-- begin --

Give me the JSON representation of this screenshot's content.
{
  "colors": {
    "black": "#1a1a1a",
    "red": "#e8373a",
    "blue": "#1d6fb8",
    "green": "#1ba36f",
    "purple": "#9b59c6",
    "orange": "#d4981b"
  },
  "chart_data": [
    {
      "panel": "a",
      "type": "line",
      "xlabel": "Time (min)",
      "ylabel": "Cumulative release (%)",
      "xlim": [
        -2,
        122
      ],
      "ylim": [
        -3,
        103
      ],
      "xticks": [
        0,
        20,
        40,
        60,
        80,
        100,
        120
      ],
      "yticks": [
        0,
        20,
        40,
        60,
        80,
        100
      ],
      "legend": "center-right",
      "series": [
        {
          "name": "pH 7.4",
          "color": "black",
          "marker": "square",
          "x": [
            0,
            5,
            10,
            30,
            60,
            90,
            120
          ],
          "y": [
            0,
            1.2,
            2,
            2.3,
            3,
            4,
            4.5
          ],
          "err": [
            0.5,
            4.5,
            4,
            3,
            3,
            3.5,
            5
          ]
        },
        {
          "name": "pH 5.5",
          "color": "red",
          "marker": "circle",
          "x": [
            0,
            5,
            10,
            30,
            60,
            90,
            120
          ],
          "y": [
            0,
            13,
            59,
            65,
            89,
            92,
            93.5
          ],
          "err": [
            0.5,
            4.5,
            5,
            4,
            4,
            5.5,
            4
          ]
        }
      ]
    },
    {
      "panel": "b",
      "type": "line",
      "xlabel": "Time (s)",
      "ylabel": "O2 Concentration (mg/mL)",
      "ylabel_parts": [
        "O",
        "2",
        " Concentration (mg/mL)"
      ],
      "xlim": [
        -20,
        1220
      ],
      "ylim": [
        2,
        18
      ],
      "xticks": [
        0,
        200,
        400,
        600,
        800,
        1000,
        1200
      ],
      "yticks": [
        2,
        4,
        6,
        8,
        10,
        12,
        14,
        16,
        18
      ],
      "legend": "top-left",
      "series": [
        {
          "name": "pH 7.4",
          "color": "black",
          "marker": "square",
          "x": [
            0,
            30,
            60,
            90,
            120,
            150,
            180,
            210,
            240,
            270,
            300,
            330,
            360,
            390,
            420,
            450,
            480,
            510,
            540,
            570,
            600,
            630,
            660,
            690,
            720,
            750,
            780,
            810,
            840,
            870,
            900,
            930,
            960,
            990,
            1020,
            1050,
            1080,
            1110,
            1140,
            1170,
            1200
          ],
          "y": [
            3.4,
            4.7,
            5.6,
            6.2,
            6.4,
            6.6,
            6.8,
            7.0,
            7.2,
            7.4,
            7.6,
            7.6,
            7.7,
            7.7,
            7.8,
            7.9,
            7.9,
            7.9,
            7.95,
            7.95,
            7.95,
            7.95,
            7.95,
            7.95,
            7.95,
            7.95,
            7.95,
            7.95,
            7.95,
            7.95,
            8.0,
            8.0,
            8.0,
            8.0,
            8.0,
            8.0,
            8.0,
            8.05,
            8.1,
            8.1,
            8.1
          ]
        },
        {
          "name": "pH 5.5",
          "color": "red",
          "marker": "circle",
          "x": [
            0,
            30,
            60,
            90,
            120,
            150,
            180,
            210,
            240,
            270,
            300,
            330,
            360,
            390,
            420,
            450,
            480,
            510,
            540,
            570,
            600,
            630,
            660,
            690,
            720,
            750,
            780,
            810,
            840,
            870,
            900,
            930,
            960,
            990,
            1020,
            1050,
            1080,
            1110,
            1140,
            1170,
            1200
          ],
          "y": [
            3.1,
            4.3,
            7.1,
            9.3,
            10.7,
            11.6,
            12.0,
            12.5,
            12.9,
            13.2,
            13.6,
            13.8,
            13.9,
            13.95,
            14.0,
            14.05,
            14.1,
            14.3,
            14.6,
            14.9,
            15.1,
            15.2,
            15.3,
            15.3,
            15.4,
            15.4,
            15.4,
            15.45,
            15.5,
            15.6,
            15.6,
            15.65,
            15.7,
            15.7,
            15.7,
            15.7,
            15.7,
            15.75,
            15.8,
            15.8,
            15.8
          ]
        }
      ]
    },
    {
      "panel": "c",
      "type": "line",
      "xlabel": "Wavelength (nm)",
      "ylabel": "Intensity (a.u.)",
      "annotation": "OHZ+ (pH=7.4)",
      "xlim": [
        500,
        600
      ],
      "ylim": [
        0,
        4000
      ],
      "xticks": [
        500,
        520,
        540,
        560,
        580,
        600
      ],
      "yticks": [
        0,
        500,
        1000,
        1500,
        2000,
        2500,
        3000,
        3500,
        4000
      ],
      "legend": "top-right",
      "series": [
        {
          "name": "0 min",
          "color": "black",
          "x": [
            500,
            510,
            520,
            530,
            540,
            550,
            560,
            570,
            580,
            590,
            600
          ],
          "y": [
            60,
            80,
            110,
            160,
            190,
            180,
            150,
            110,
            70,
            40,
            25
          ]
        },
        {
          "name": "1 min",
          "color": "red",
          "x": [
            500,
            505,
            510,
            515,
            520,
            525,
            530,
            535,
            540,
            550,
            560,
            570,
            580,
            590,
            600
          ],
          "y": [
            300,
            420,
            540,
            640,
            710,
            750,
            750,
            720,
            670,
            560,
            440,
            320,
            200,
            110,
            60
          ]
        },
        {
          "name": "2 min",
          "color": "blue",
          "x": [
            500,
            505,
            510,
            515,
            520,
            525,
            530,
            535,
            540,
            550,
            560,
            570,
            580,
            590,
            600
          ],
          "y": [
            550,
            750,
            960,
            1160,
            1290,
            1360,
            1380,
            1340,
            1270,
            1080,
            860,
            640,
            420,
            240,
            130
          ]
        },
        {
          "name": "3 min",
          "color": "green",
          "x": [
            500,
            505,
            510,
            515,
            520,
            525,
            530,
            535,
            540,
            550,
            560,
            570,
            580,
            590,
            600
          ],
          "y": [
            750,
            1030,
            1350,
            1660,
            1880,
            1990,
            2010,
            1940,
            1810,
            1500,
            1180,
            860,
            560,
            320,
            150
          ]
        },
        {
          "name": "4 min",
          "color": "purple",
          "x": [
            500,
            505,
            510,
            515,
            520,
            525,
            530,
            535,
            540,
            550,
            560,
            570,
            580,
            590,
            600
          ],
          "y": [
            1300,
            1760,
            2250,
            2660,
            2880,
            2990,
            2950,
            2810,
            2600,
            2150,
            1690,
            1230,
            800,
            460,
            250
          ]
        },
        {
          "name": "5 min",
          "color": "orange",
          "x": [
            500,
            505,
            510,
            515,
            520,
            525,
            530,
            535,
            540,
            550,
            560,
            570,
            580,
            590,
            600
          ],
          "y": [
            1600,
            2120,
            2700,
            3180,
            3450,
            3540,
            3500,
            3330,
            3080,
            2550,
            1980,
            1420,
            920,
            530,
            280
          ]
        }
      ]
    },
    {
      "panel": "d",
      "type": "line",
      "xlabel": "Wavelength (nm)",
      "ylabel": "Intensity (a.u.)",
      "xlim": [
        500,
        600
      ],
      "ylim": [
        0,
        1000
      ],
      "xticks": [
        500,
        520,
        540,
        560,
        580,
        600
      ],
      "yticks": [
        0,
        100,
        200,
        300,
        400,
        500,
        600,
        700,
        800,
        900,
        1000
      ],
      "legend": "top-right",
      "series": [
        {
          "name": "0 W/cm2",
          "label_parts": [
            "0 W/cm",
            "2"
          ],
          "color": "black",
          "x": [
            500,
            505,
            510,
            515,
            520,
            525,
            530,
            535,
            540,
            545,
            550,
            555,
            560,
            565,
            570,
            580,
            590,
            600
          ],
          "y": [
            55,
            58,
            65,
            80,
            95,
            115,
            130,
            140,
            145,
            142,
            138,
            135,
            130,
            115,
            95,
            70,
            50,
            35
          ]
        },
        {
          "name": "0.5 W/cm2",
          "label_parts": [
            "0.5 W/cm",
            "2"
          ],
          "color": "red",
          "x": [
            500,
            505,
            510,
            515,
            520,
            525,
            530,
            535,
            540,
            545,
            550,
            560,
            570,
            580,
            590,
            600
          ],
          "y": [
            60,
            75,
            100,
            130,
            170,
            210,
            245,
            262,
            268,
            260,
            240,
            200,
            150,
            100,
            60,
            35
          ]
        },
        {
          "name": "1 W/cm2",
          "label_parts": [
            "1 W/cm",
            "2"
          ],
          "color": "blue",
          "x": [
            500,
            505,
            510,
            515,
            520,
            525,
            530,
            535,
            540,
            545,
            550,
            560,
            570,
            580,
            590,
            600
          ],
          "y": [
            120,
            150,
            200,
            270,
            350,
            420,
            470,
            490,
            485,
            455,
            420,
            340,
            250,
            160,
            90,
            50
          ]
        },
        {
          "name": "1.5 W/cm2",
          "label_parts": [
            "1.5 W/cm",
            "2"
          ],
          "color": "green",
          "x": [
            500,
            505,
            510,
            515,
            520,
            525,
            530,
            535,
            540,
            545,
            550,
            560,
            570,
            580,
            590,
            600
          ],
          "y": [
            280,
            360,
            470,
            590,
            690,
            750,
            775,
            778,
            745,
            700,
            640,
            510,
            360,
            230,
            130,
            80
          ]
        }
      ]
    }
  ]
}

-- end --

Return each full line of the entries that contains the word "legend".

      "legend": "center-right",
      "legend": "top-left",
      "legend": "top-right",
      "legend": "top-right",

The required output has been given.